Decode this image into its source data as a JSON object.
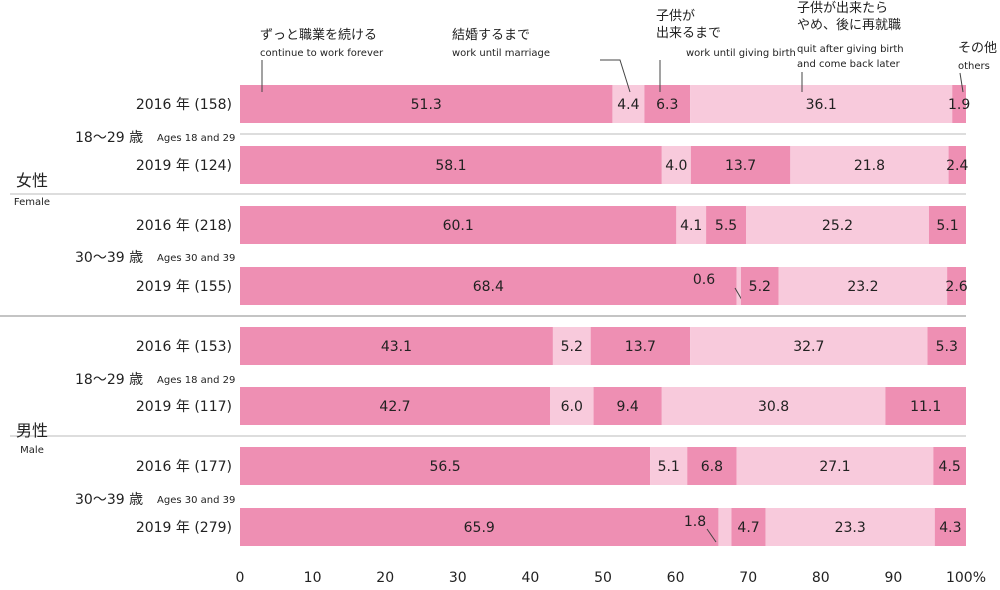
{
  "colors": {
    "dark": "#ee8fb3",
    "light": "#f8cadc",
    "background": "#ffffff",
    "divider": "#bbbbbb",
    "separator": "#888888",
    "text": "#222222"
  },
  "legend": [
    {
      "jp": "ずっと職業を続ける",
      "en": "continue to work forever"
    },
    {
      "jp": "結婚するまで",
      "en": "work until marriage"
    },
    {
      "jp": "子供が 出来るまで",
      "en": "work until giving birth"
    },
    {
      "jp": "子供が出来たら やめ、後に再就職",
      "en": "quit after giving birth and come back later"
    },
    {
      "jp": "その他",
      "en": "others"
    }
  ],
  "chart_data": {
    "type": "bar",
    "orientation": "horizontal-stacked",
    "xlim": [
      0,
      100
    ],
    "xticks": [
      "0",
      "10",
      "20",
      "30",
      "40",
      "50",
      "60",
      "70",
      "80",
      "90",
      "100%"
    ],
    "series": [
      {
        "name": "continue to work forever"
      },
      {
        "name": "work until marriage"
      },
      {
        "name": "work until giving birth"
      },
      {
        "name": "quit after giving birth and come back later"
      },
      {
        "name": "others"
      }
    ],
    "genders": [
      {
        "jp": "女性",
        "en": "Female",
        "groups": [
          {
            "jp": "18～29 歳",
            "en": "Ages 18 and 29",
            "rows": [
              {
                "label": "2016 年 (158)",
                "values": [
                  51.3,
                  4.4,
                  6.3,
                  36.1,
                  1.9
                ],
                "labels": [
                  "51.3",
                  "4.4",
                  "6.3",
                  "36.1",
                  "1.9"
                ]
              },
              {
                "label": "2019 年 (124)",
                "values": [
                  58.1,
                  4.0,
                  13.7,
                  21.8,
                  2.4
                ],
                "labels": [
                  "58.1",
                  "4.0",
                  "13.7",
                  "21.8",
                  "2.4"
                ]
              }
            ]
          },
          {
            "jp": "30～39 歳",
            "en": "Ages 30 and 39",
            "rows": [
              {
                "label": "2016 年 (218)",
                "values": [
                  60.1,
                  4.1,
                  5.5,
                  25.2,
                  5.1
                ],
                "labels": [
                  "60.1",
                  "4.1",
                  "5.5",
                  "25.2",
                  "5.1"
                ]
              },
              {
                "label": "2019 年 (155)",
                "values": [
                  68.4,
                  0.6,
                  5.2,
                  23.2,
                  2.6
                ],
                "labels": [
                  "68.4",
                  "0.6",
                  "5.2",
                  "23.2",
                  "2.6"
                ]
              }
            ]
          }
        ]
      },
      {
        "jp": "男性",
        "en": "Male",
        "groups": [
          {
            "jp": "18～29 歳",
            "en": "Ages 18 and 29",
            "rows": [
              {
                "label": "2016 年 (153)",
                "values": [
                  43.1,
                  5.2,
                  13.7,
                  32.7,
                  5.3
                ],
                "labels": [
                  "43.1",
                  "5.2",
                  "13.7",
                  "32.7",
                  "5.3"
                ]
              },
              {
                "label": "2019 年 (117)",
                "values": [
                  42.7,
                  6.0,
                  9.4,
                  30.8,
                  11.1
                ],
                "labels": [
                  "42.7",
                  "6.0",
                  "9.4",
                  "30.8",
                  "11.1"
                ]
              }
            ]
          },
          {
            "jp": "30～39 歳",
            "en": "Ages 30 and 39",
            "rows": [
              {
                "label": "2016 年 (177)",
                "values": [
                  56.5,
                  5.1,
                  6.8,
                  27.1,
                  4.5
                ],
                "labels": [
                  "56.5",
                  "5.1",
                  "6.8",
                  "27.1",
                  "4.5"
                ]
              },
              {
                "label": "2019 年 (279)",
                "values": [
                  65.9,
                  1.8,
                  4.7,
                  23.3,
                  4.3
                ],
                "labels": [
                  "65.9",
                  "1.8",
                  "4.7",
                  "23.3",
                  "4.3"
                ]
              }
            ]
          }
        ]
      }
    ]
  }
}
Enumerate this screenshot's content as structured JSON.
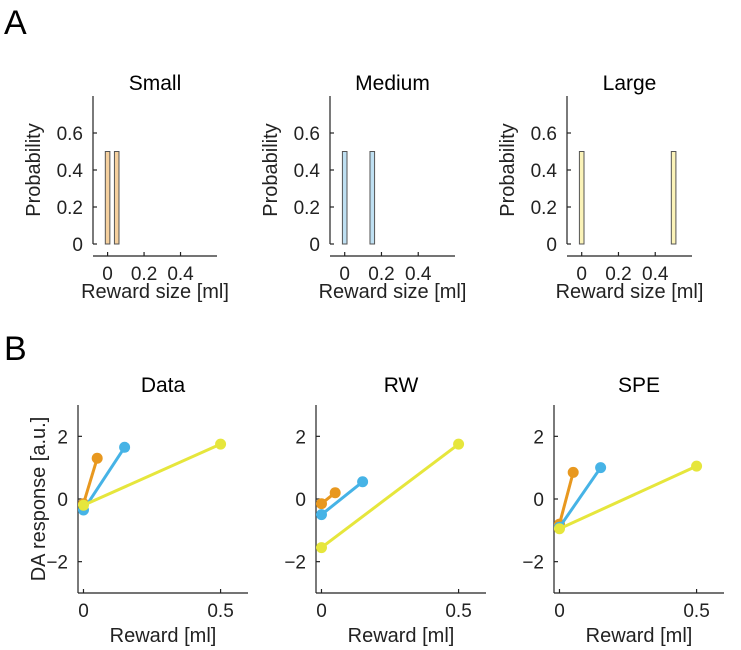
{
  "figure": {
    "panel_a_letter": "A",
    "panel_b_letter": "B"
  },
  "chart_data": [
    {
      "type": "bar",
      "panel": "A",
      "title": "Small",
      "xlabel": "Reward size [ml]",
      "ylabel": "Probability",
      "xlim": [
        -0.08,
        0.6
      ],
      "ylim": [
        0,
        0.8
      ],
      "xticks": [
        0,
        0.2,
        0.4
      ],
      "xtick_labels": [
        "0",
        "0.2",
        "0.4"
      ],
      "yticks": [
        0,
        0.2,
        0.4,
        0.6
      ],
      "ytick_labels": [
        "0",
        "0.2",
        "0.4",
        "0.6"
      ],
      "bar_width": 0.025,
      "color": "#f5d09e",
      "bars": [
        {
          "x": 0.0,
          "value": 0.5
        },
        {
          "x": 0.05,
          "value": 0.5
        }
      ]
    },
    {
      "type": "bar",
      "panel": "A",
      "title": "Medium",
      "xlabel": "Reward size [ml]",
      "ylabel": "Probability",
      "xlim": [
        -0.08,
        0.6
      ],
      "ylim": [
        0,
        0.8
      ],
      "xticks": [
        0,
        0.2,
        0.4
      ],
      "xtick_labels": [
        "0",
        "0.2",
        "0.4"
      ],
      "yticks": [
        0,
        0.2,
        0.4,
        0.6
      ],
      "ytick_labels": [
        "0",
        "0.2",
        "0.4",
        "0.6"
      ],
      "bar_width": 0.025,
      "color": "#bfe0f2",
      "bars": [
        {
          "x": 0.0,
          "value": 0.5
        },
        {
          "x": 0.15,
          "value": 0.5
        }
      ]
    },
    {
      "type": "bar",
      "panel": "A",
      "title": "Large",
      "xlabel": "Reward size [ml]",
      "ylabel": "Probability",
      "xlim": [
        -0.08,
        0.6
      ],
      "ylim": [
        0,
        0.8
      ],
      "xticks": [
        0,
        0.2,
        0.4
      ],
      "xtick_labels": [
        "0",
        "0.2",
        "0.4"
      ],
      "yticks": [
        0,
        0.2,
        0.4,
        0.6
      ],
      "ytick_labels": [
        "0",
        "0.2",
        "0.4",
        "0.6"
      ],
      "bar_width": 0.025,
      "color": "#fbf3b8",
      "bars": [
        {
          "x": 0.0,
          "value": 0.5
        },
        {
          "x": 0.5,
          "value": 0.5
        }
      ]
    },
    {
      "type": "line",
      "panel": "B",
      "title": "Data",
      "xlabel": "Reward [ml]",
      "ylabel": "DA response [a.u.]",
      "xlim": [
        -0.02,
        0.6
      ],
      "ylim": [
        -3,
        3
      ],
      "xticks": [
        0,
        0.5
      ],
      "xtick_labels": [
        "0",
        "0.5"
      ],
      "yticks": [
        -2,
        0,
        2
      ],
      "ytick_labels": [
        "−2",
        "0",
        "2"
      ],
      "series": [
        {
          "name": "Small",
          "color": "#e8981f",
          "x": [
            0,
            0.05
          ],
          "y": [
            -0.15,
            1.3
          ]
        },
        {
          "name": "Medium",
          "color": "#46b3e6",
          "x": [
            0,
            0.15
          ],
          "y": [
            -0.35,
            1.65
          ]
        },
        {
          "name": "Large",
          "color": "#e6e63c",
          "x": [
            0,
            0.5
          ],
          "y": [
            -0.2,
            1.75
          ]
        }
      ]
    },
    {
      "type": "line",
      "panel": "B",
      "title": "RW",
      "xlabel": "Reward [ml]",
      "ylabel": "",
      "xlim": [
        -0.02,
        0.6
      ],
      "ylim": [
        -3,
        3
      ],
      "xticks": [
        0,
        0.5
      ],
      "xtick_labels": [
        "0",
        "0.5"
      ],
      "yticks": [
        -2,
        0,
        2
      ],
      "ytick_labels": [
        "−2",
        "0",
        "2"
      ],
      "series": [
        {
          "name": "Small",
          "color": "#e8981f",
          "x": [
            0,
            0.05
          ],
          "y": [
            -0.15,
            0.2
          ]
        },
        {
          "name": "Medium",
          "color": "#46b3e6",
          "x": [
            0,
            0.15
          ],
          "y": [
            -0.5,
            0.55
          ]
        },
        {
          "name": "Large",
          "color": "#e6e63c",
          "x": [
            0,
            0.5
          ],
          "y": [
            -1.55,
            1.75
          ]
        }
      ]
    },
    {
      "type": "line",
      "panel": "B",
      "title": "SPE",
      "xlabel": "Reward [ml]",
      "ylabel": "",
      "xlim": [
        -0.02,
        0.6
      ],
      "ylim": [
        -3,
        3
      ],
      "xticks": [
        0,
        0.5
      ],
      "xtick_labels": [
        "0",
        "0.5"
      ],
      "yticks": [
        -2,
        0,
        2
      ],
      "ytick_labels": [
        "−2",
        "0",
        "2"
      ],
      "series": [
        {
          "name": "Small",
          "color": "#e8981f",
          "x": [
            0,
            0.05
          ],
          "y": [
            -0.8,
            0.85
          ]
        },
        {
          "name": "Medium",
          "color": "#46b3e6",
          "x": [
            0,
            0.15
          ],
          "y": [
            -0.9,
            1.0
          ]
        },
        {
          "name": "Large",
          "color": "#e6e63c",
          "x": [
            0,
            0.5
          ],
          "y": [
            -0.95,
            1.05
          ]
        }
      ]
    }
  ]
}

What to produce →
From the data, collect all lines where the string "later" appears.

Output for this task →
      "en": "quit after giving birth and come back later"
        "name": "quit after giving birth and come back later"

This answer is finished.